## Aim of the exercise
Output every entry exactly as written.
Task material start
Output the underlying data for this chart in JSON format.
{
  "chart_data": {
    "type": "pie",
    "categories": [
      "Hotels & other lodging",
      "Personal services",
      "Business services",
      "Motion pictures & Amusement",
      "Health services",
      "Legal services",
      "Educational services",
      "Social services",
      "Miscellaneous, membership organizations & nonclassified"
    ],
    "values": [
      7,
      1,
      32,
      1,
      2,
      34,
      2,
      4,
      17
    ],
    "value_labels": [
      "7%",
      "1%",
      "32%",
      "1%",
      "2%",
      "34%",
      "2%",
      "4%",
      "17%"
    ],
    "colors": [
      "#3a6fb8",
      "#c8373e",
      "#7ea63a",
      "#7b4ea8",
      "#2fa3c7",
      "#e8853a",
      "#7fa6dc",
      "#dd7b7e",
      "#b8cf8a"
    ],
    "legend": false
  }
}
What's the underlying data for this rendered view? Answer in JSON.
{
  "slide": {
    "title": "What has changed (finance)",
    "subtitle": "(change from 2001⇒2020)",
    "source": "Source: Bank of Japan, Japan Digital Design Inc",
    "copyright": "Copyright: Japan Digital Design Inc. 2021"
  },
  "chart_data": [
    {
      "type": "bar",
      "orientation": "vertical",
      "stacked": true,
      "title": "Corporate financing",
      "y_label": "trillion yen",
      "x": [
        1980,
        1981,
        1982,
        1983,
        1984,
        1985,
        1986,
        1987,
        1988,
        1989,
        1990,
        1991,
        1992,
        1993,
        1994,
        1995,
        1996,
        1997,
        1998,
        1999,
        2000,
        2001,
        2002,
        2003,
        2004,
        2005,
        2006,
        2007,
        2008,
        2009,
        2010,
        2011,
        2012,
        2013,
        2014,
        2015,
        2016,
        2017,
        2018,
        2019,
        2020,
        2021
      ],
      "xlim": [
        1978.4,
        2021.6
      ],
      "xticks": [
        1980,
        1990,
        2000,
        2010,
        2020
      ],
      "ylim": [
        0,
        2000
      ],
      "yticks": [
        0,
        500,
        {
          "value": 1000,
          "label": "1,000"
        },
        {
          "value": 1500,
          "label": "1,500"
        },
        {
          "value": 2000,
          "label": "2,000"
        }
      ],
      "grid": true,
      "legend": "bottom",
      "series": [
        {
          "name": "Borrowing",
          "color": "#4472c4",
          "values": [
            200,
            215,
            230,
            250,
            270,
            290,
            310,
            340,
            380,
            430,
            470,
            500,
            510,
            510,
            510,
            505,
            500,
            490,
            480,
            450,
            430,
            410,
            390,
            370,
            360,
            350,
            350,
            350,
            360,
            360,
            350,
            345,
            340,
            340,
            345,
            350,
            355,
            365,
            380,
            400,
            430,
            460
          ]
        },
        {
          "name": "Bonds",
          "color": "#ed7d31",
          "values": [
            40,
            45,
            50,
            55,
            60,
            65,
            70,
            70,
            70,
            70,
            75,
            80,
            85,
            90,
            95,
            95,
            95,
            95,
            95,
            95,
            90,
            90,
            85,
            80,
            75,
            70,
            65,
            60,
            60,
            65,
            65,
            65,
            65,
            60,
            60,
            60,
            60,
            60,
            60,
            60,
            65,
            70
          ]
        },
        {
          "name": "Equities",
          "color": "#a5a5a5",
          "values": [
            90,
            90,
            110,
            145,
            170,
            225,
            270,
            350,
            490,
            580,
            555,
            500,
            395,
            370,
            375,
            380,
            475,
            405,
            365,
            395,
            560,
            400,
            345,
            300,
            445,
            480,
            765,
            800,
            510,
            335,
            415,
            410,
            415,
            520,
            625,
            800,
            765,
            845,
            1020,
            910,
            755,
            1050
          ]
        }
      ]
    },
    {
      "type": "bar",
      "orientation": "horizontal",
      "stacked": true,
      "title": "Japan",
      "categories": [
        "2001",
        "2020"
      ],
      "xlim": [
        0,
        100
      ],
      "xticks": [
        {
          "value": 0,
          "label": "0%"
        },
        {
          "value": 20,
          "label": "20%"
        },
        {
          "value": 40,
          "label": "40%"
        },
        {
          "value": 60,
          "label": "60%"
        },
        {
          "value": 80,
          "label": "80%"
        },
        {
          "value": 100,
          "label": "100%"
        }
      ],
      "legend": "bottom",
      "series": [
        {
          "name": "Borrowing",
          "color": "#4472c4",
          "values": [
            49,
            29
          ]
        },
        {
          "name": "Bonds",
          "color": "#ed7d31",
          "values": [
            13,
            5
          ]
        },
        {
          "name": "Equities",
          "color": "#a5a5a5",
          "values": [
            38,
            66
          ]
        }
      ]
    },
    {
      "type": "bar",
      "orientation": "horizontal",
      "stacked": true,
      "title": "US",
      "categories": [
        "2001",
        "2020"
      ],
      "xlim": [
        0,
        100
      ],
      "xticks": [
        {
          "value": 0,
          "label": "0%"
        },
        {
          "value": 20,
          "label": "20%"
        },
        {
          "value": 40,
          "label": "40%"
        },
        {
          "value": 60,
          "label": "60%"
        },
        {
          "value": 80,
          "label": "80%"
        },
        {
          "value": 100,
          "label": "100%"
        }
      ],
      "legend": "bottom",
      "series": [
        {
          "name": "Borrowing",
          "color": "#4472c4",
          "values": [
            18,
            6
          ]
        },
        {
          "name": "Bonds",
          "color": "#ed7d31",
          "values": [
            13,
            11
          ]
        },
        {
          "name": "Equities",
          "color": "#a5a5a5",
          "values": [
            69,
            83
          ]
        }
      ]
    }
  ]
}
Task material end
## Correct response
Output the underlying data for this chart in JSON format.
{
  "chart_data": {
    "type": "pie",
    "categories": [
      "Hotels & other lodging",
      "Personal services",
      "Business services",
      "Motion pictures & Amusement",
      "Health services",
      "Legal services",
      "Educational services",
      "Social services",
      "Miscellaneous, membership organizations & nonclassified"
    ],
    "values": [
      7,
      1,
      32,
      1,
      2,
      34,
      2,
      4,
      17
    ],
    "value_labels": [
      "7%",
      "1%",
      "32%",
      "1%",
      "2%",
      "34%",
      "2%",
      "4%",
      "17%"
    ],
    "colors": [
      "#3a6fb8",
      "#c8373e",
      "#7ea63a",
      "#7b4ea8",
      "#2fa3c7",
      "#e8853a",
      "#7fa6dc",
      "#dd7b7e",
      "#b8cf8a"
    ],
    "legend": false
  }
}
What's the underlying data for this rendered view? Answer in JSON.
{
  "slide": {
    "title": "What has changed (finance)",
    "subtitle": "(change from 2001⇒2020)",
    "source": "Source: Bank of Japan, Japan Digital Design Inc",
    "copyright": "Copyright: Japan Digital Design Inc. 2021"
  },
  "chart_data": [
    {
      "type": "bar",
      "orientation": "vertical",
      "stacked": true,
      "title": "Corporate financing",
      "y_label": "trillion yen",
      "x": [
        1980,
        1981,
        1982,
        1983,
        1984,
        1985,
        1986,
        1987,
        1988,
        1989,
        1990,
        1991,
        1992,
        1993,
        1994,
        1995,
        1996,
        1997,
        1998,
        1999,
        2000,
        2001,
        2002,
        2003,
        2004,
        2005,
        2006,
        2007,
        2008,
        2009,
        2010,
        2011,
        2012,
        2013,
        2014,
        2015,
        2016,
        2017,
        2018,
        2019,
        2020,
        2021
      ],
      "xlim": [
        1978.4,
        2021.6
      ],
      "xticks": [
        1980,
        1990,
        2000,
        2010,
        2020
      ],
      "ylim": [
        0,
        2000
      ],
      "yticks": [
        0,
        500,
        {
          "value": 1000,
          "label": "1,000"
        },
        {
          "value": 1500,
          "label": "1,500"
        },
        {
          "value": 2000,
          "label": "2,000"
        }
      ],
      "grid": true,
      "legend": "bottom",
      "series": [
        {
          "name": "Borrowing",
          "color": "#4472c4",
          "values": [
            200,
            215,
            230,
            250,
            270,
            290,
            310,
            340,
            380,
            430,
            470,
            500,
            510,
            510,
            510,
            505,
            500,
            490,
            480,
            450,
            430,
            410,
            390,
            370,
            360,
            350,
            350,
            350,
            360,
            360,
            350,
            345,
            340,
            340,
            345,
            350,
            355,
            365,
            380,
            400,
            430,
            460
          ]
        },
        {
          "name": "Bonds",
          "color": "#ed7d31",
          "values": [
            40,
            45,
            50,
            55,
            60,
            65,
            70,
            70,
            70,
            70,
            75,
            80,
            85,
            90,
            95,
            95,
            95,
            95,
            95,
            95,
            90,
            90,
            85,
            80,
            75,
            70,
            65,
            60,
            60,
            65,
            65,
            65,
            65,
            60,
            60,
            60,
            60,
            60,
            60,
            60,
            65,
            70
          ]
        },
        {
          "name": "Equities",
          "color": "#a5a5a5",
          "values": [
            90,
            90,
            110,
            145,
            170,
            225,
            270,
            350,
            490,
            580,
            555,
            500,
            395,
            370,
            375,
            380,
            475,
            405,
            365,
            395,
            560,
            400,
            345,
            300,
            445,
            480,
            765,
            800,
            510,
            335,
            415,
            410,
            415,
            520,
            625,
            800,
            765,
            845,
            1020,
            910,
            755,
            1050
          ]
        }
      ]
    },
    {
      "type": "bar",
      "orientation": "horizontal",
      "stacked": true,
      "title": "Japan",
      "categories": [
        "2001",
        "2020"
      ],
      "xlim": [
        0,
        100
      ],
      "xticks": [
        {
          "value": 0,
          "label": "0%"
        },
        {
          "value": 20,
          "label": "20%"
        },
        {
          "value": 40,
          "label": "40%"
        },
        {
          "value": 60,
          "label": "60%"
        },
        {
          "value": 80,
          "label": "80%"
        },
        {
          "value": 100,
          "label": "100%"
        }
      ],
      "legend": "bottom",
      "series": [
        {
          "name": "Borrowing",
          "color": "#4472c4",
          "values": [
            49,
            29
          ]
        },
        {
          "name": "Bonds",
          "color": "#ed7d31",
          "values": [
            13,
            5
          ]
        },
        {
          "name": "Equities",
          "color": "#a5a5a5",
          "values": [
            38,
            66
          ]
        }
      ]
    },
    {
      "type": "bar",
      "orientation": "horizontal",
      "stacked": true,
      "title": "US",
      "categories": [
        "2001",
        "2020"
      ],
      "xlim": [
        0,
        100
      ],
      "xticks": [
        {
          "value": 0,
          "label": "0%"
        },
        {
          "value": 20,
          "label": "20%"
        },
        {
          "value": 40,
          "label": "40%"
        },
        {
          "value": 60,
          "label": "60%"
        },
        {
          "value": 80,
          "label": "80%"
        },
        {
          "value": 100,
          "label": "100%"
        }
      ],
      "legend": "bottom",
      "series": [
        {
          "name": "Borrowing",
          "color": "#4472c4",
          "values": [
            18,
            6
          ]
        },
        {
          "name": "Bonds",
          "color": "#ed7d31",
          "values": [
            13,
            11
          ]
        },
        {
          "name": "Equities",
          "color": "#a5a5a5",
          "values": [
            69,
            83
          ]
        }
      ]
    }
  ]
}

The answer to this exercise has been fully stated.